[WRITTEN EXERCISE] Resume the news passage below on the legal fight between Vale and Beny Steinmetz over Simandou, picking up right after its last sentence.

-- Start of TEXT PASSAGE --

The legal disputes between Brazil’s Vale and Beny Steinmetz over a failed iron ore joint venture in Guinea has taken a new dimension as Steinmetz claims that Vale concealed from its shareholders the risks involved in the Simandou development deal. As part of the investigation, the state police’s organized crime investigation unit Draco will be interviewing the executives and former directors of Vale. Steinmetz intends to reopen an arbitration case in London that requested the mining company BSG Resources (BSGR) to pay over $2bn for the investment in Simandou. A worldwide freezing order against the mining giant has already been approved. In 2010, Vale bought 51% of BSGR’s Guinean assets and two blocks of Simandou for $2.5bn. In 2014 the Guinean government ruled that the rights to Simandou and another mining concession had been a result of bribery, stripping the joint venture of its license to develop the assets. Vale launched legal action and accused Steinmetz’s BSG Resources (BSGR) of fraudulently inducing it to buy the majority stake in the project to develop the mine.

-- End of TEXT PASSAGE --
-- Start of DATA SHOWN --

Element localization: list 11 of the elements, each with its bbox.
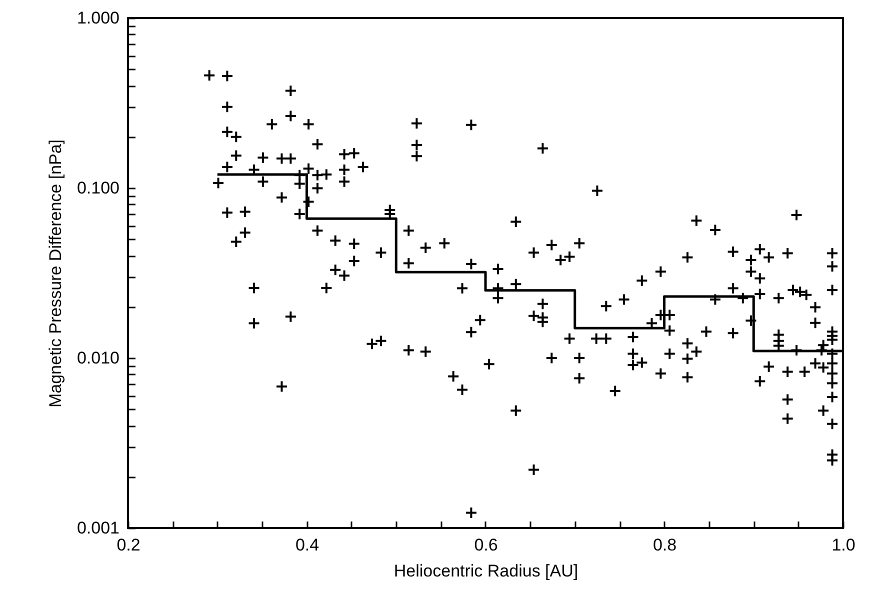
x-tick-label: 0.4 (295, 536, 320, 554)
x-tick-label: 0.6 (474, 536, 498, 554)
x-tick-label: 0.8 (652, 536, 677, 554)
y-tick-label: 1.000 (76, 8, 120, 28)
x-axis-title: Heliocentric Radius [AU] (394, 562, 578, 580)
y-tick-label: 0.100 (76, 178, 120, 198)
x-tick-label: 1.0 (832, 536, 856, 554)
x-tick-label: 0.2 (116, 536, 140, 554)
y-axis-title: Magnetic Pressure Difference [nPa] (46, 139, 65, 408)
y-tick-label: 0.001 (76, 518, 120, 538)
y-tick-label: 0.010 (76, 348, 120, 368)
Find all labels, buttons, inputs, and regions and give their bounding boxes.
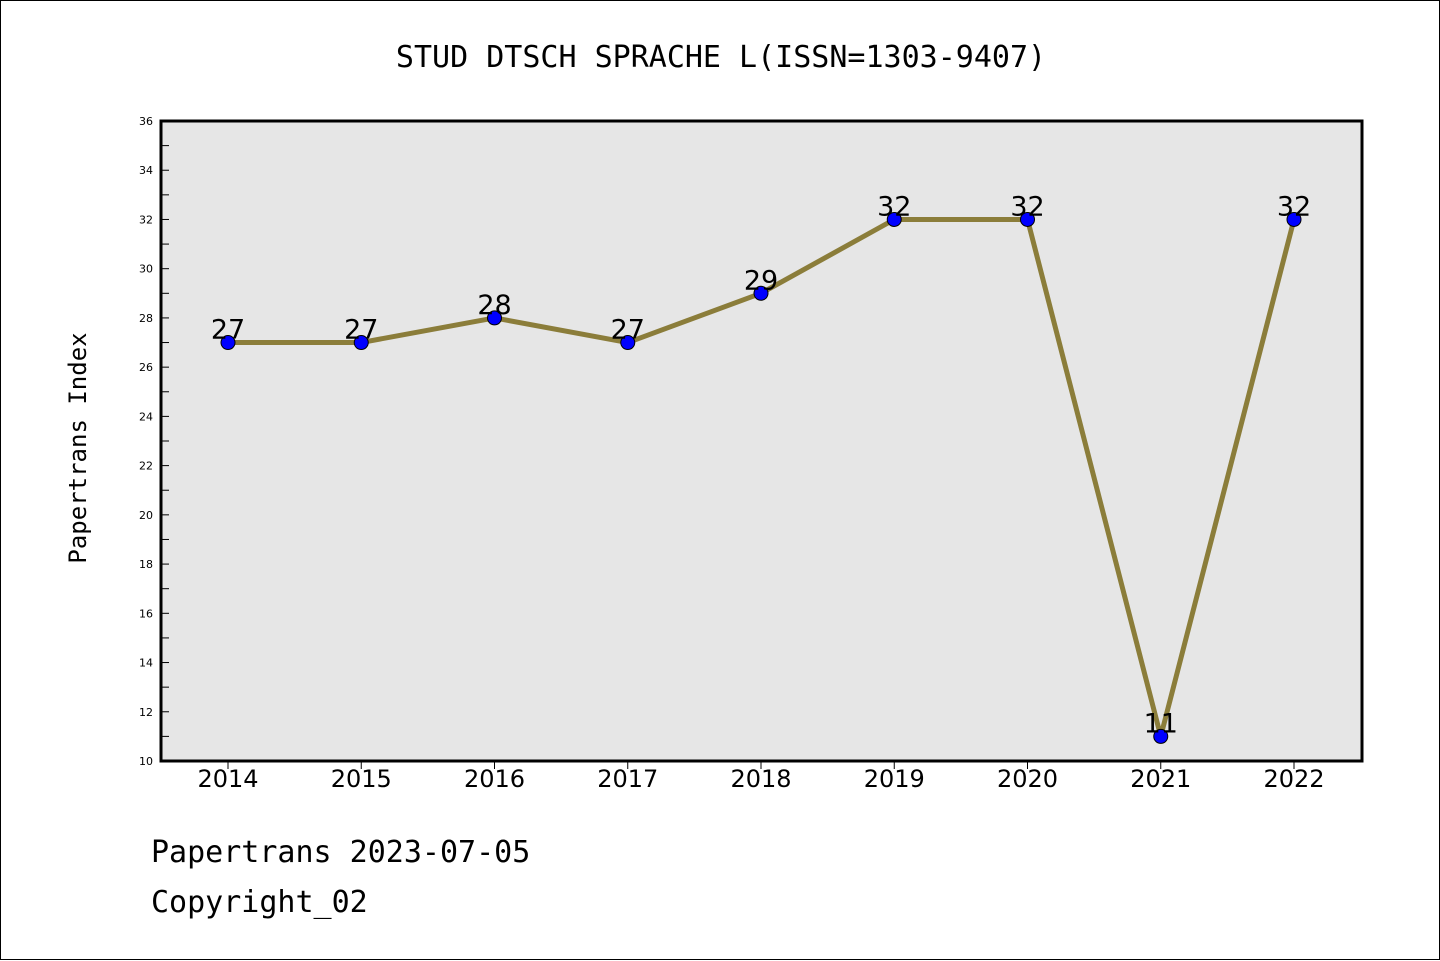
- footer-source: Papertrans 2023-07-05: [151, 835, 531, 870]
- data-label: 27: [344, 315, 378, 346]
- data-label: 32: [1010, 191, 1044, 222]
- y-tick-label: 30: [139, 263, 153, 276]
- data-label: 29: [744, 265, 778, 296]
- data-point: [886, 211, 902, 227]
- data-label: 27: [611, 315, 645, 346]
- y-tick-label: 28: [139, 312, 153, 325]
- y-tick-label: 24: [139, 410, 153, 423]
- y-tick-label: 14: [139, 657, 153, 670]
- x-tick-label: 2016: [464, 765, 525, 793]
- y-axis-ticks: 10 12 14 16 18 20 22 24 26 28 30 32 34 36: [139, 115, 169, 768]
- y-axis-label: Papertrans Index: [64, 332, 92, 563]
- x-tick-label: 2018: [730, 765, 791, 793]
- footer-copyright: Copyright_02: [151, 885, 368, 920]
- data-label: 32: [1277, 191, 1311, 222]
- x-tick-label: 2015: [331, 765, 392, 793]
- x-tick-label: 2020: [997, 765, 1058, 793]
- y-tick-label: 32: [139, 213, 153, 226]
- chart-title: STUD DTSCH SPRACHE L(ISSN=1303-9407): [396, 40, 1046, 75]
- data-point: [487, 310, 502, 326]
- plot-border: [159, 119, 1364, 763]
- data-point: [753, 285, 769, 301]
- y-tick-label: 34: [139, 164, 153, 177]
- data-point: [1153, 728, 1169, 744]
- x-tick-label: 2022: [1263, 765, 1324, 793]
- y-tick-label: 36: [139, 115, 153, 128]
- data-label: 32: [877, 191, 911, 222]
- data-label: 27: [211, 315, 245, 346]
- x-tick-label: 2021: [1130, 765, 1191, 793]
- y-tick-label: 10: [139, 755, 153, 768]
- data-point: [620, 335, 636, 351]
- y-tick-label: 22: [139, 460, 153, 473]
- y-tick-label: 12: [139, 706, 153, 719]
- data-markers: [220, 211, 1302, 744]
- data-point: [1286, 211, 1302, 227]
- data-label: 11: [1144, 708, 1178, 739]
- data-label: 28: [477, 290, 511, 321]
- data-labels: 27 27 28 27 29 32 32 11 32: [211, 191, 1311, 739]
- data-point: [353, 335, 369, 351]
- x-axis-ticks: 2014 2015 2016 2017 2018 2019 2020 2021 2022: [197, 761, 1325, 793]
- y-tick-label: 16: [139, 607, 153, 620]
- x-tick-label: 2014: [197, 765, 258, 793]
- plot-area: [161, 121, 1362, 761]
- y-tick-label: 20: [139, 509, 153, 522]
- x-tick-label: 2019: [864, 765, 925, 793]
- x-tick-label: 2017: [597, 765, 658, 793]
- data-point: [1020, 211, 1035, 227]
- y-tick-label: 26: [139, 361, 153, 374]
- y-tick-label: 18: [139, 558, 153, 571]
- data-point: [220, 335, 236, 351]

-- End of DATA SHOWN --

[ANSWER TO THIS TASK]
Steinmetz filed his complaint against Vale with Rio’s state prosecutor in October and aims to prove that Vale was aware of the alleged corruption and bribery prior to signing the deal; and concealing this information from its shareholders and disclosing false information for the past 10 years. Vale rejects all accusations. Steinmetz was sentenced to five years in jail by Swiss courts for bribing government officials in order to procure the rights for Simandou in February. The businessman appealed against the conviction.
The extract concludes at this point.